DIRECTIONS: Copy every line from the records below that holds the word "only".

INPUT DATA:
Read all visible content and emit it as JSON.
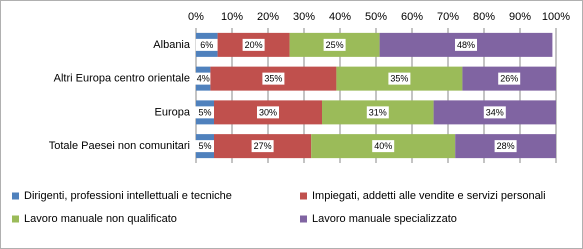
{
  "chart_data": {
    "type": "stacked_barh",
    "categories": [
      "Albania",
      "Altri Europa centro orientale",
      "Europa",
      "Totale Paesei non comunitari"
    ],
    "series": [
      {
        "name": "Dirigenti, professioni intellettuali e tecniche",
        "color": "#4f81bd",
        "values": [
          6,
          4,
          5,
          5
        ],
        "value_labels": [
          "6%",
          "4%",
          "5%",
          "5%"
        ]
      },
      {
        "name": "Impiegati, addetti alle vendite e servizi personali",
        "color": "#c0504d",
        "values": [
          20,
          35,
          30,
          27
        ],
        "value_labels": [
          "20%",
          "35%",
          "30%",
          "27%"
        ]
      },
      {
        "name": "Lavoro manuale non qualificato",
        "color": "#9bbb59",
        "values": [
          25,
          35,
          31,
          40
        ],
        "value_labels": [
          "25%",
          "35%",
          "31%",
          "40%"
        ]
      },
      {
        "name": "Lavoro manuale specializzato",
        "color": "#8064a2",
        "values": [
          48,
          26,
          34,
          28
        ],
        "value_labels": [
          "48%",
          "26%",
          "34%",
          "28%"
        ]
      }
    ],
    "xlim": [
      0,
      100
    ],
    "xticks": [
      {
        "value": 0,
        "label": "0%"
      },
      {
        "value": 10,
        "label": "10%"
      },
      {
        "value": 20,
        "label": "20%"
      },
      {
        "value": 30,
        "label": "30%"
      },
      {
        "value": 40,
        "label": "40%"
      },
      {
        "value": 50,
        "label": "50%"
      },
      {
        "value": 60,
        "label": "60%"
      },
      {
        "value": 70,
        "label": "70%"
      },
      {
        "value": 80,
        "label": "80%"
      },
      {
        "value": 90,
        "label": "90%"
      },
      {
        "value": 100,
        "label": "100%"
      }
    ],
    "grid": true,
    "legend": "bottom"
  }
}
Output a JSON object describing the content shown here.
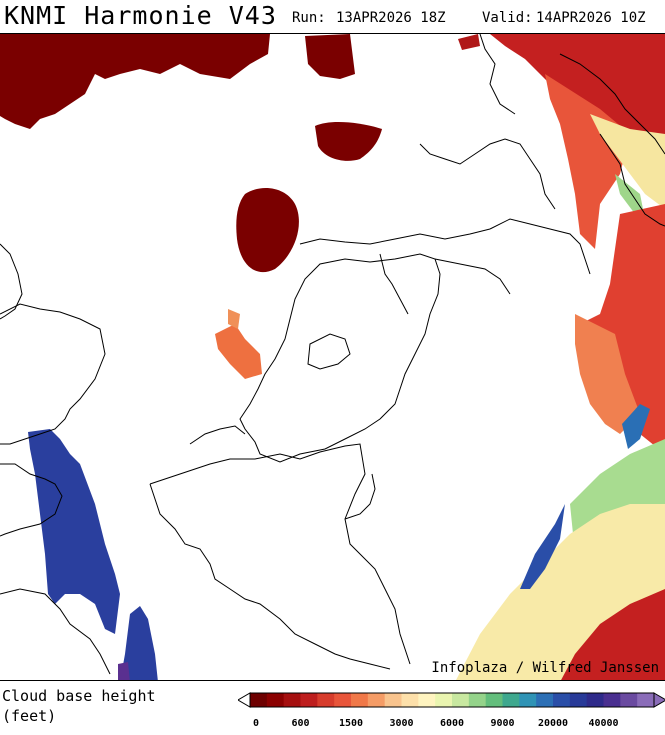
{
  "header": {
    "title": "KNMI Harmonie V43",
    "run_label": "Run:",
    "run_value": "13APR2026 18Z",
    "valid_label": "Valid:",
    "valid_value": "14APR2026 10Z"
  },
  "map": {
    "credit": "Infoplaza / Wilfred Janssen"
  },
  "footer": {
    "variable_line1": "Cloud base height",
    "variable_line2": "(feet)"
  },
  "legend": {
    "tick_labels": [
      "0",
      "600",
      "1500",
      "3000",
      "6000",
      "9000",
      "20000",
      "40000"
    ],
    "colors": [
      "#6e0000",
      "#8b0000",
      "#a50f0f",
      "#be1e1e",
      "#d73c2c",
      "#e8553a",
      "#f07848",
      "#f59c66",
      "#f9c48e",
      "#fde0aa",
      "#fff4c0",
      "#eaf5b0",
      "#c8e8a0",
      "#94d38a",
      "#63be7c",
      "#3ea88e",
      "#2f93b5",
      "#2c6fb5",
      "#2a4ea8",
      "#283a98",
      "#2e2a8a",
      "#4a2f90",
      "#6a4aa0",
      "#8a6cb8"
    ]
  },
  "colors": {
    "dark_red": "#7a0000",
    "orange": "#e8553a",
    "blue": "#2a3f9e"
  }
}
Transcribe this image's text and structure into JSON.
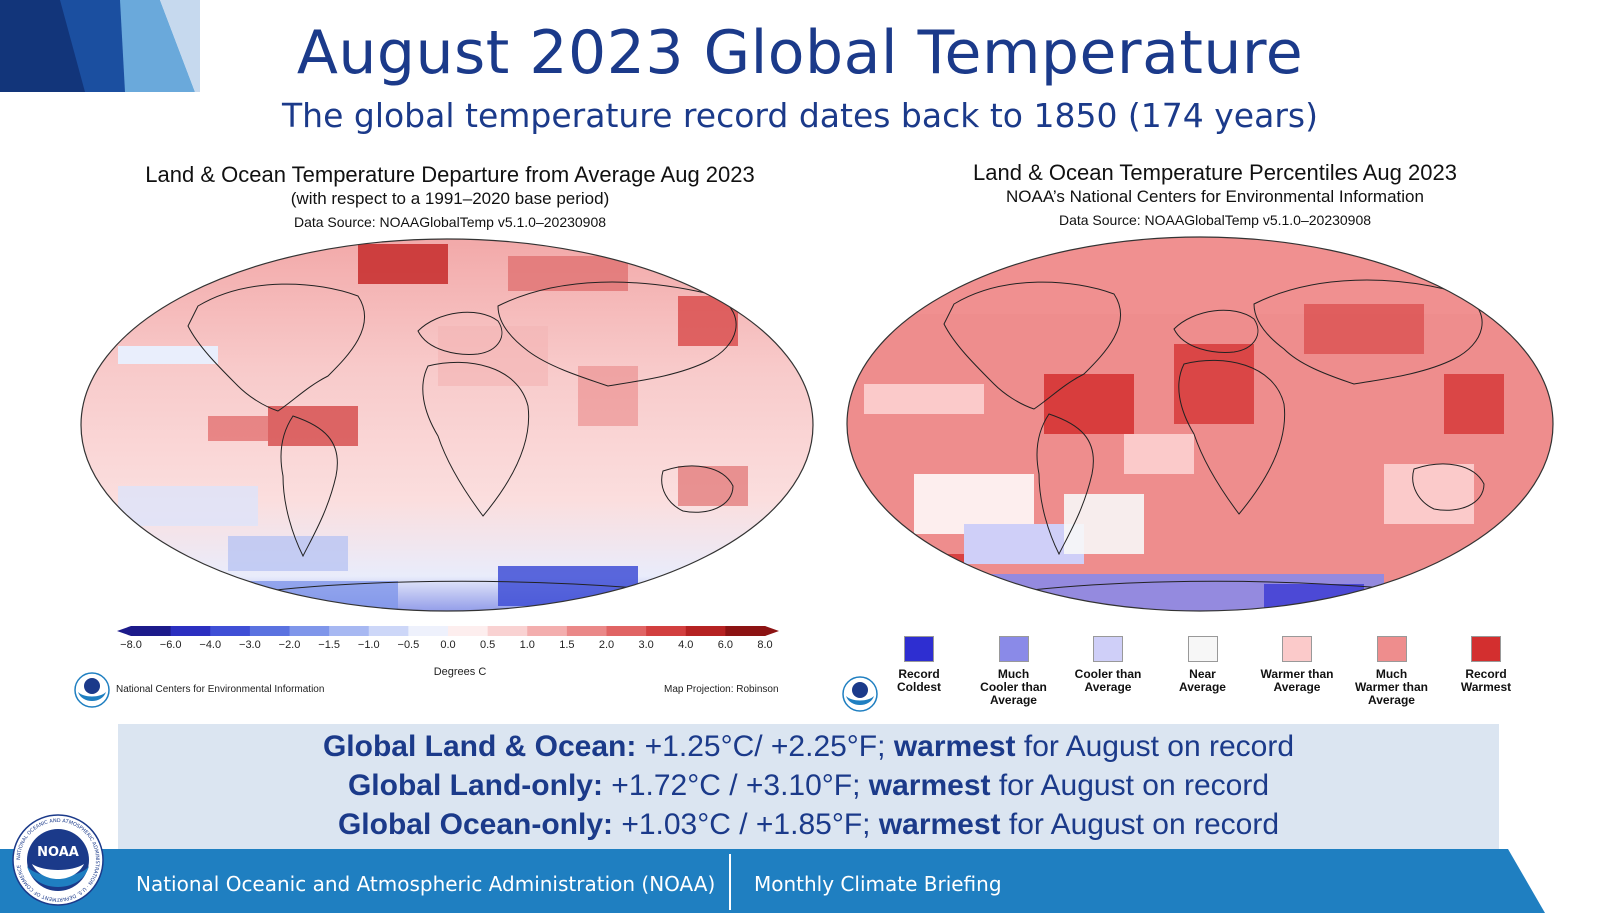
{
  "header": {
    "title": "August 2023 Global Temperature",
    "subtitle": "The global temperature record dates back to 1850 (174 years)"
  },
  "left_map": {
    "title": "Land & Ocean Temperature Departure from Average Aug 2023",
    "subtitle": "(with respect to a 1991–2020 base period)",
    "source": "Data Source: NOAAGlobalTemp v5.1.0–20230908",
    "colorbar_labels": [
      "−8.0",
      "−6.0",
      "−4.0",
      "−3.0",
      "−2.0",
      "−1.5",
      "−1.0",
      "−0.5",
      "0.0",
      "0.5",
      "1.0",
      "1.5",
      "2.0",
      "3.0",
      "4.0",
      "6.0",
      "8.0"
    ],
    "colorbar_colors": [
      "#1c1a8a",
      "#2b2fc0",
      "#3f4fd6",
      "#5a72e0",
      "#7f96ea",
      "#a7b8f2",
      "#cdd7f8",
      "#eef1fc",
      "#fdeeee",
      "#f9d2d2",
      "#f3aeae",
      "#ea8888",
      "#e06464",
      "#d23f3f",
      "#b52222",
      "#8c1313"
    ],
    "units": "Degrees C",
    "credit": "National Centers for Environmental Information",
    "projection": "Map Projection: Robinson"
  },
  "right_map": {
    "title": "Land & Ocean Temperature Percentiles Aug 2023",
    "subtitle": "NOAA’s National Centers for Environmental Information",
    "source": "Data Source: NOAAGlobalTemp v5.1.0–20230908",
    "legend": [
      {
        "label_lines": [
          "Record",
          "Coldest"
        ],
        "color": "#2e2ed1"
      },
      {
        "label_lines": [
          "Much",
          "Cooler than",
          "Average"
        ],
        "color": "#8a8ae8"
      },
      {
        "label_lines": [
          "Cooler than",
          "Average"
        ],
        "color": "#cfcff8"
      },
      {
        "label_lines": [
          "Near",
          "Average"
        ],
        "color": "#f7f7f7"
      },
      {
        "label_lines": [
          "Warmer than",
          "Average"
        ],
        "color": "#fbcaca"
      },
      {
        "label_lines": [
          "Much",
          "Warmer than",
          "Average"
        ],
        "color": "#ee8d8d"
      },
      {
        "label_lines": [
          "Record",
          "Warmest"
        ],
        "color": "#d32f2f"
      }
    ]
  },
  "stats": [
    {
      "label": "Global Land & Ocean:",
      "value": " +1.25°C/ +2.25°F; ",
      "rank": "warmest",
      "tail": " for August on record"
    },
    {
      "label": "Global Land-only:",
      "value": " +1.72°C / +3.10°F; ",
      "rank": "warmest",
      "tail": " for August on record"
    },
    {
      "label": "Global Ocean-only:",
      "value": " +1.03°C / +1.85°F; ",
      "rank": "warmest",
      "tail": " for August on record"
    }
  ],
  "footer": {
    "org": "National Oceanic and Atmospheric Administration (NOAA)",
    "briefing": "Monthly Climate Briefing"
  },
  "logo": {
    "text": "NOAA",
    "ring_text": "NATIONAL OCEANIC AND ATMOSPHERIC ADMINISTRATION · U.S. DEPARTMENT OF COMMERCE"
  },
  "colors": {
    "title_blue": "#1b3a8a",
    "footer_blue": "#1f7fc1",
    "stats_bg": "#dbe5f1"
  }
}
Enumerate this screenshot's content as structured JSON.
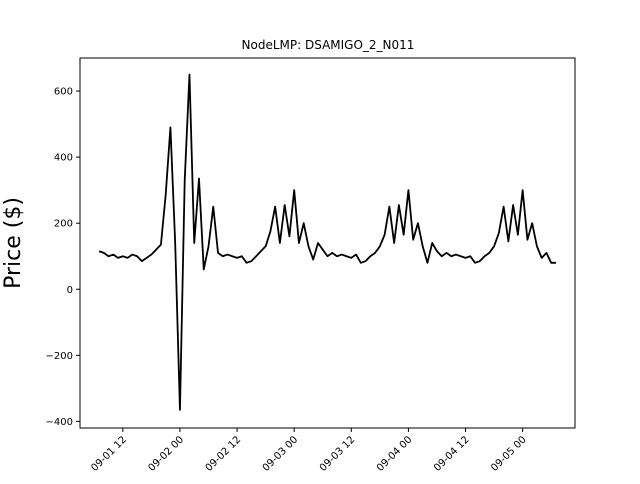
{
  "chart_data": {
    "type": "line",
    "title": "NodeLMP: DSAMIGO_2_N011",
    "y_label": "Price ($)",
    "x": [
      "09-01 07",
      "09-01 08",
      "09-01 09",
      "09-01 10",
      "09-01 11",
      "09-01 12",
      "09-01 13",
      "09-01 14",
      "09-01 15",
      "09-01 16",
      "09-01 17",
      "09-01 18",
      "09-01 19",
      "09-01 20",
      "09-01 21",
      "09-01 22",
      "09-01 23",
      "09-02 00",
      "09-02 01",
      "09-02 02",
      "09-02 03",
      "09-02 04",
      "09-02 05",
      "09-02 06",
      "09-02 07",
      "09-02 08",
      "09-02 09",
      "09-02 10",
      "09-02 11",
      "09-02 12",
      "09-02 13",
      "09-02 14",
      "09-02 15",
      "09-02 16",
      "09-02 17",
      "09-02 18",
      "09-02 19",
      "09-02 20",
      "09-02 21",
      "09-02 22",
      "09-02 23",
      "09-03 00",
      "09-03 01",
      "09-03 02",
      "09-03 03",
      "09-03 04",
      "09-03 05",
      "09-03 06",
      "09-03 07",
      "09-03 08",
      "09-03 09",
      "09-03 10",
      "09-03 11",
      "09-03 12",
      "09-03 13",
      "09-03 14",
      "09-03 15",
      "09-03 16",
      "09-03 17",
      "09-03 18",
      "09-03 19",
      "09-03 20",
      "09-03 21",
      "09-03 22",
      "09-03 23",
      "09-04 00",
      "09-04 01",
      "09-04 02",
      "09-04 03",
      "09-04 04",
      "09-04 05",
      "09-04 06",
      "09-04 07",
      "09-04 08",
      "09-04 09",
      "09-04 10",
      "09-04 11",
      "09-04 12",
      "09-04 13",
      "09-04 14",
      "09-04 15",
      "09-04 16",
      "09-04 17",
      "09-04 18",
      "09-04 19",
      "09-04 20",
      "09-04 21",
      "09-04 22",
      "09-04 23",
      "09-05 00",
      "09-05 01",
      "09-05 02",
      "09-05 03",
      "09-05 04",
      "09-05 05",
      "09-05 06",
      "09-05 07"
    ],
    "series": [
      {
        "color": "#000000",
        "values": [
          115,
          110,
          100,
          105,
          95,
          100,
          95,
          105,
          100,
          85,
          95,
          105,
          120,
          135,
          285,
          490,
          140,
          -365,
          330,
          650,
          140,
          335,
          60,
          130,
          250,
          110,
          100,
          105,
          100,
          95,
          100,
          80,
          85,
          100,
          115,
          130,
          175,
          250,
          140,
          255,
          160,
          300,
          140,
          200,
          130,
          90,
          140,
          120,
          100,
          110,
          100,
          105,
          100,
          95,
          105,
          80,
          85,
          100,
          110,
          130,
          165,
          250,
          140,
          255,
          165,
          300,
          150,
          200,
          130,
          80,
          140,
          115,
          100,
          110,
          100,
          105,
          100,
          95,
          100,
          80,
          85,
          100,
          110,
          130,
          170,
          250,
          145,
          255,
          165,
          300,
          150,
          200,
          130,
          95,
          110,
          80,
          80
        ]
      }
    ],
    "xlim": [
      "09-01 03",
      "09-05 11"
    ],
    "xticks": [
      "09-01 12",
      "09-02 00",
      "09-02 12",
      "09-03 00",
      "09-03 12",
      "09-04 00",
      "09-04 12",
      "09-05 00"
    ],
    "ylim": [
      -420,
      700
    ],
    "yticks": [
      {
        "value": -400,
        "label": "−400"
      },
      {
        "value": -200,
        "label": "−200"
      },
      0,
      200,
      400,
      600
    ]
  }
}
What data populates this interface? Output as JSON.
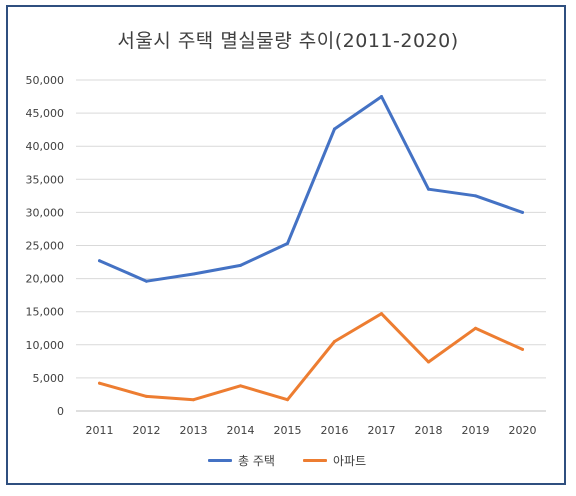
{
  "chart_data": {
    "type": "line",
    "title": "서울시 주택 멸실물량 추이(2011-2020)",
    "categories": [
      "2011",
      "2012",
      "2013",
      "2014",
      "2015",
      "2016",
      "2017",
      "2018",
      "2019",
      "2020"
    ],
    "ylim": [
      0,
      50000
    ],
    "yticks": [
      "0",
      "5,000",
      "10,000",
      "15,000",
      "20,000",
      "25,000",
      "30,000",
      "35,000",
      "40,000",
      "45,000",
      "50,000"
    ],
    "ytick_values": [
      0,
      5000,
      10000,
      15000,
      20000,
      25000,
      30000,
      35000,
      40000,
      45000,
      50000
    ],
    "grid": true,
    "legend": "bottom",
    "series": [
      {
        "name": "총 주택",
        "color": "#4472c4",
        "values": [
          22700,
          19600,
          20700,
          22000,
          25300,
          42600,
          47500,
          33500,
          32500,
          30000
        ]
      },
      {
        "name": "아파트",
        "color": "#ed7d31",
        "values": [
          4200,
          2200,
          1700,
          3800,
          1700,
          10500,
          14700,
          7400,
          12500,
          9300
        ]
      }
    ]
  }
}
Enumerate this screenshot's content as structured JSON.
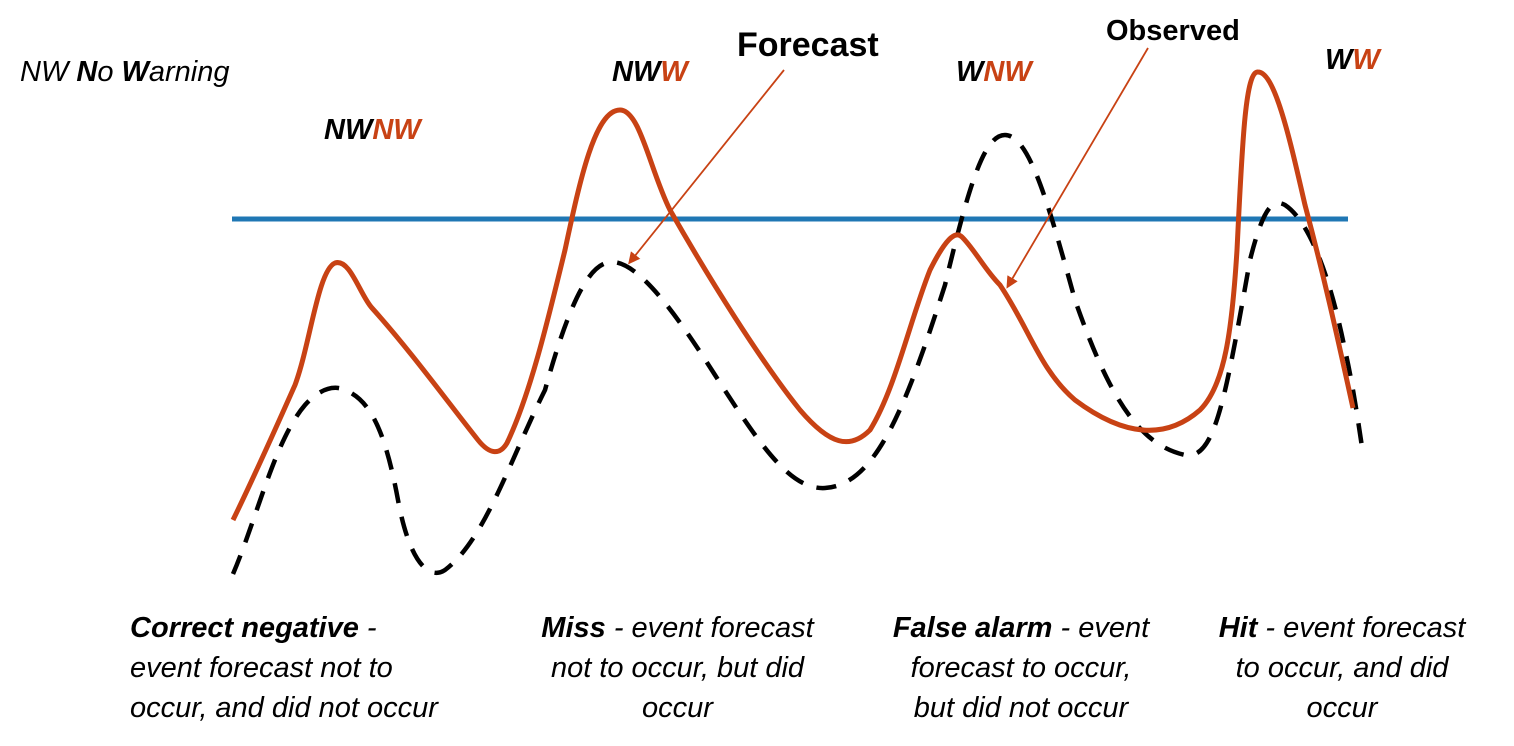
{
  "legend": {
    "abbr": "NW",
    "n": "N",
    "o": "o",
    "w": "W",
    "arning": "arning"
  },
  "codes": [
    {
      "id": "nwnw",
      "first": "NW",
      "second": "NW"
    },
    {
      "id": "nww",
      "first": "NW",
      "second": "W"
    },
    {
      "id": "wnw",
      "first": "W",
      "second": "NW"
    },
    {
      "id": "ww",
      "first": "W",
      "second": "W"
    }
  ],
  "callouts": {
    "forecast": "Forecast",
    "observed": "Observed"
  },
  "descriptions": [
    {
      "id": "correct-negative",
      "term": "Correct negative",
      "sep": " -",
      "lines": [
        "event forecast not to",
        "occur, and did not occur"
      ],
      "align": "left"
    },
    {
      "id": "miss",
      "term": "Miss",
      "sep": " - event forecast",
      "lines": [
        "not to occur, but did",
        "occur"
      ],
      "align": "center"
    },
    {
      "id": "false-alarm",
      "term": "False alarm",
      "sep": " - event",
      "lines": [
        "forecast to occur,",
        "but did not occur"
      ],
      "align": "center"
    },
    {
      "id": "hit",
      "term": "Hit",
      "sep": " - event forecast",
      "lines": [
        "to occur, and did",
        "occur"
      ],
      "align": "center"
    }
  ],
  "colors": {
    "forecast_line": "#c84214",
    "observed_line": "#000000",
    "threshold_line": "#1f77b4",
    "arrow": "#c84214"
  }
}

TASK ANSWER:
      "label": "Global Land-only:",
      "label": "Global Ocean-only:",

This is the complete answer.